* _MATERIAL PROVIDED_:
________________

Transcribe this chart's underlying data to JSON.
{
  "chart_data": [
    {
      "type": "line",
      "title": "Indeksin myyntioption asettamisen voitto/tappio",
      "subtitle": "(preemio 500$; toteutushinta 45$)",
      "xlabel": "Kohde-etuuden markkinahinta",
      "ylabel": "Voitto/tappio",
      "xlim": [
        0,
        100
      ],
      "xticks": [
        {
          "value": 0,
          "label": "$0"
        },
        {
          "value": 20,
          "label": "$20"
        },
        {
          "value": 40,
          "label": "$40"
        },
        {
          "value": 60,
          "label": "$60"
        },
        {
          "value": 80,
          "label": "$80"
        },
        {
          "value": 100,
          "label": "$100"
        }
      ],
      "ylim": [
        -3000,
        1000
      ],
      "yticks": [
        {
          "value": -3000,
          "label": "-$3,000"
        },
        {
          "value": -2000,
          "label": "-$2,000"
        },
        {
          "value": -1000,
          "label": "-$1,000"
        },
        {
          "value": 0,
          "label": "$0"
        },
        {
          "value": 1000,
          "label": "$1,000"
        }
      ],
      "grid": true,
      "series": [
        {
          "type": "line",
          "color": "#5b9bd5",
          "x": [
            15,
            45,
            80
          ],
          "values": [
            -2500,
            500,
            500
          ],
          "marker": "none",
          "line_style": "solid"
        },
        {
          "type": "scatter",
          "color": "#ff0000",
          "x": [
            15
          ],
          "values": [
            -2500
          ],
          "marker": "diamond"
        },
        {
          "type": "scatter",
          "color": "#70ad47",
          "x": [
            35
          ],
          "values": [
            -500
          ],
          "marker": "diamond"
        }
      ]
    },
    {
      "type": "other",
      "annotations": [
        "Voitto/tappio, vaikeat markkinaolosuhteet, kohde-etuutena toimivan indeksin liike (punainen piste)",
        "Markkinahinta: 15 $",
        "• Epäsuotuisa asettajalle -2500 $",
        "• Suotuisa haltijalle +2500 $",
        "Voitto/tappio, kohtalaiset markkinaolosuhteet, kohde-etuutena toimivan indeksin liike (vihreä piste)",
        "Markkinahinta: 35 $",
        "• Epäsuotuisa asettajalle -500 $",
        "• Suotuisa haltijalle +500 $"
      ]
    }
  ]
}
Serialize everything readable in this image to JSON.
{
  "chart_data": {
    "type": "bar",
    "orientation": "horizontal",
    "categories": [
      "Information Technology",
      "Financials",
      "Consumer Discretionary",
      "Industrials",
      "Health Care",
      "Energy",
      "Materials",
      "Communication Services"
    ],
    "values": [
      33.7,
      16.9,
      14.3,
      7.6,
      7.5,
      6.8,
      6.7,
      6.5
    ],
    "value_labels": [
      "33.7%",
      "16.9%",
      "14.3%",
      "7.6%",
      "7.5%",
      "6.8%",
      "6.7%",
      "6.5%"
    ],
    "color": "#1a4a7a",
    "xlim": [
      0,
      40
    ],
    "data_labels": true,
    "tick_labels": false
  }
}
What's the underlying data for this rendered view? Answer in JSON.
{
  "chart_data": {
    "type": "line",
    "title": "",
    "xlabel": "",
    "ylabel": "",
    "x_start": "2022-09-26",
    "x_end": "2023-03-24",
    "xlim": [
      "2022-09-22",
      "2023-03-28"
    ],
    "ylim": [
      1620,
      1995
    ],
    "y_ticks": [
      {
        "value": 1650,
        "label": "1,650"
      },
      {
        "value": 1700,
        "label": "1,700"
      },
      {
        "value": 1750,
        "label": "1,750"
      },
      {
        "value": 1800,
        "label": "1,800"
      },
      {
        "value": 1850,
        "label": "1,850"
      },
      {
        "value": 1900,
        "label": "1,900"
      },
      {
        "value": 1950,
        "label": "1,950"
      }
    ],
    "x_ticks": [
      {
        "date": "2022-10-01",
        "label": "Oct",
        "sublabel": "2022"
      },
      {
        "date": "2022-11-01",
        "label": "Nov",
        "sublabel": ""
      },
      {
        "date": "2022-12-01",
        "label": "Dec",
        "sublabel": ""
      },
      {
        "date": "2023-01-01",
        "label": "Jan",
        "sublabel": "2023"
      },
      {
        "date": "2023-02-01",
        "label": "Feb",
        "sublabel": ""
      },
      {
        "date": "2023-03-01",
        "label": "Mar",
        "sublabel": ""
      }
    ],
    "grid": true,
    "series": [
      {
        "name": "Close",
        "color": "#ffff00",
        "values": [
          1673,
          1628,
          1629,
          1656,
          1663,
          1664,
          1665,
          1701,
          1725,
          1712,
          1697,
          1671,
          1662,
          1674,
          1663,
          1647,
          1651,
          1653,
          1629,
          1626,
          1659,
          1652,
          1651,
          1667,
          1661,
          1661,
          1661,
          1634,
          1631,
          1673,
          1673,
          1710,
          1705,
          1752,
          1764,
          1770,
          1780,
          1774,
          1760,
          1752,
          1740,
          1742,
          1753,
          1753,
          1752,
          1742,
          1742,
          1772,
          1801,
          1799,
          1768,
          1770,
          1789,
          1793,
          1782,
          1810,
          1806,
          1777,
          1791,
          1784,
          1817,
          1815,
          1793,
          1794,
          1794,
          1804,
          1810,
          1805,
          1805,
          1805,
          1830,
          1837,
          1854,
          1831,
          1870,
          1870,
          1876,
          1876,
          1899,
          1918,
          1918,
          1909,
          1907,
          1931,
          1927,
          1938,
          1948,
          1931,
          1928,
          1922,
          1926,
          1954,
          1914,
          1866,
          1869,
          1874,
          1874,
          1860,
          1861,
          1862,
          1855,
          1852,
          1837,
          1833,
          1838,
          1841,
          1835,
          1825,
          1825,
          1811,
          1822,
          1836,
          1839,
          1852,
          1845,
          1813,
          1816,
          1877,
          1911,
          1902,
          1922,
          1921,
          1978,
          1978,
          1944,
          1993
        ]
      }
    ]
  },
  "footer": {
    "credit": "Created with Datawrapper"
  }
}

________________

* _WHAT THE TASK REQUIRES_:
Give the material above again, word for word.

* _TASK RESPONSE_:
Transcribe this chart's underlying data to JSON.
{
  "chart_data": [
    {
      "type": "line",
      "title": "Indeksin myyntioption asettamisen voitto/tappio",
      "subtitle": "(preemio 500$; toteutushinta 45$)",
      "xlabel": "Kohde-etuuden markkinahinta",
      "ylabel": "Voitto/tappio",
      "xlim": [
        0,
        100
      ],
      "xticks": [
        {
          "value": 0,
          "label": "$0"
        },
        {
          "value": 20,
          "label": "$20"
        },
        {
          "value": 40,
          "label": "$40"
        },
        {
          "value": 60,
          "label": "$60"
        },
        {
          "value": 80,
          "label": "$80"
        },
        {
          "value": 100,
          "label": "$100"
        }
      ],
      "ylim": [
        -3000,
        1000
      ],
      "yticks": [
        {
          "value": -3000,
          "label": "-$3,000"
        },
        {
          "value": -2000,
          "label": "-$2,000"
        },
        {
          "value": -1000,
          "label": "-$1,000"
        },
        {
          "value": 0,
          "label": "$0"
        },
        {
          "value": 1000,
          "label": "$1,000"
        }
      ],
      "grid": true,
      "series": [
        {
          "type": "line",
          "color": "#5b9bd5",
          "x": [
            15,
            45,
            80
          ],
          "values": [
            -2500,
            500,
            500
          ],
          "marker": "none",
          "line_style": "solid"
        },
        {
          "type": "scatter",
          "color": "#ff0000",
          "x": [
            15
          ],
          "values": [
            -2500
          ],
          "marker": "diamond"
        },
        {
          "type": "scatter",
          "color": "#70ad47",
          "x": [
            35
          ],
          "values": [
            -500
          ],
          "marker": "diamond"
        }
      ]
    },
    {
      "type": "other",
      "annotations": [
        "Voitto/tappio, vaikeat markkinaolosuhteet, kohde-etuutena toimivan indeksin liike (punainen piste)",
        "Markkinahinta: 15 $",
        "• Epäsuotuisa asettajalle -2500 $",
        "• Suotuisa haltijalle +2500 $",
        "Voitto/tappio, kohtalaiset markkinaolosuhteet, kohde-etuutena toimivan indeksin liike (vihreä piste)",
        "Markkinahinta: 35 $",
        "• Epäsuotuisa asettajalle -500 $",
        "• Suotuisa haltijalle +500 $"
      ]
    }
  ]
}
Serialize everything readable in this image to JSON.
{
  "chart_data": {
    "type": "bar",
    "orientation": "horizontal",
    "categories": [
      "Information Technology",
      "Financials",
      "Consumer Discretionary",
      "Industrials",
      "Health Care",
      "Energy",
      "Materials",
      "Communication Services"
    ],
    "values": [
      33.7,
      16.9,
      14.3,
      7.6,
      7.5,
      6.8,
      6.7,
      6.5
    ],
    "value_labels": [
      "33.7%",
      "16.9%",
      "14.3%",
      "7.6%",
      "7.5%",
      "6.8%",
      "6.7%",
      "6.5%"
    ],
    "color": "#1a4a7a",
    "xlim": [
      0,
      40
    ],
    "data_labels": true,
    "tick_labels": false
  }
}
What's the underlying data for this rendered view? Answer in JSON.
{
  "chart_data": {
    "type": "line",
    "title": "",
    "xlabel": "",
    "ylabel": "",
    "x_start": "2022-09-26",
    "x_end": "2023-03-24",
    "xlim": [
      "2022-09-22",
      "2023-03-28"
    ],
    "ylim": [
      1620,
      1995
    ],
    "y_ticks": [
      {
        "value": 1650,
        "label": "1,650"
      },
      {
        "value": 1700,
        "label": "1,700"
      },
      {
        "value": 1750,
        "label": "1,750"
      },
      {
        "value": 1800,
        "label": "1,800"
      },
      {
        "value": 1850,
        "label": "1,850"
      },
      {
        "value": 1900,
        "label": "1,900"
      },
      {
        "value": 1950,
        "label": "1,950"
      }
    ],
    "x_ticks": [
      {
        "date": "2022-10-01",
        "label": "Oct",
        "sublabel": "2022"
      },
      {
        "date": "2022-11-01",
        "label": "Nov",
        "sublabel": ""
      },
      {
        "date": "2022-12-01",
        "label": "Dec",
        "sublabel": ""
      },
      {
        "date": "2023-01-01",
        "label": "Jan",
        "sublabel": "2023"
      },
      {
        "date": "2023-02-01",
        "label": "Feb",
        "sublabel": ""
      },
      {
        "date": "2023-03-01",
        "label": "Mar",
        "sublabel": ""
      }
    ],
    "grid": true,
    "series": [
      {
        "name": "Close",
        "color": "#ffff00",
        "values": [
          1673,
          1628,
          1629,
          1656,
          1663,
          1664,
          1665,
          1701,
          1725,
          1712,
          1697,
          1671,
          1662,
          1674,
          1663,
          1647,
          1651,
          1653,
          1629,
          1626,
          1659,
          1652,
          1651,
          1667,
          1661,
          1661,
          1661,
          1634,
          1631,
          1673,
          1673,
          1710,
          1705,
          1752,
          1764,
          1770,
          1780,
          1774,
          1760,
          1752,
          1740,
          1742,
          1753,
          1753,
          1752,
          1742,
          1742,
          1772,
          1801,
          1799,
          1768,
          1770,
          1789,
          1793,
          1782,
          1810,
          1806,
          1777,
          1791,
          1784,
          1817,
          1815,
          1793,
          1794,
          1794,
          1804,
          1810,
          1805,
          1805,
          1805,
          1830,
          1837,
          1854,
          1831,
          1870,
          1870,
          1876,
          1876,
          1899,
          1918,
          1918,
          1909,
          1907,
          1931,
          1927,
          1938,
          1948,
          1931,
          1928,
          1922,
          1926,
          1954,
          1914,
          1866,
          1869,
          1874,
          1874,
          1860,
          1861,
          1862,
          1855,
          1852,
          1837,
          1833,
          1838,
          1841,
          1835,
          1825,
          1825,
          1811,
          1822,
          1836,
          1839,
          1852,
          1845,
          1813,
          1816,
          1877,
          1911,
          1902,
          1922,
          1921,
          1978,
          1978,
          1944,
          1993
        ]
      }
    ]
  },
  "footer": {
    "credit": "Created with Datawrapper"
  }
}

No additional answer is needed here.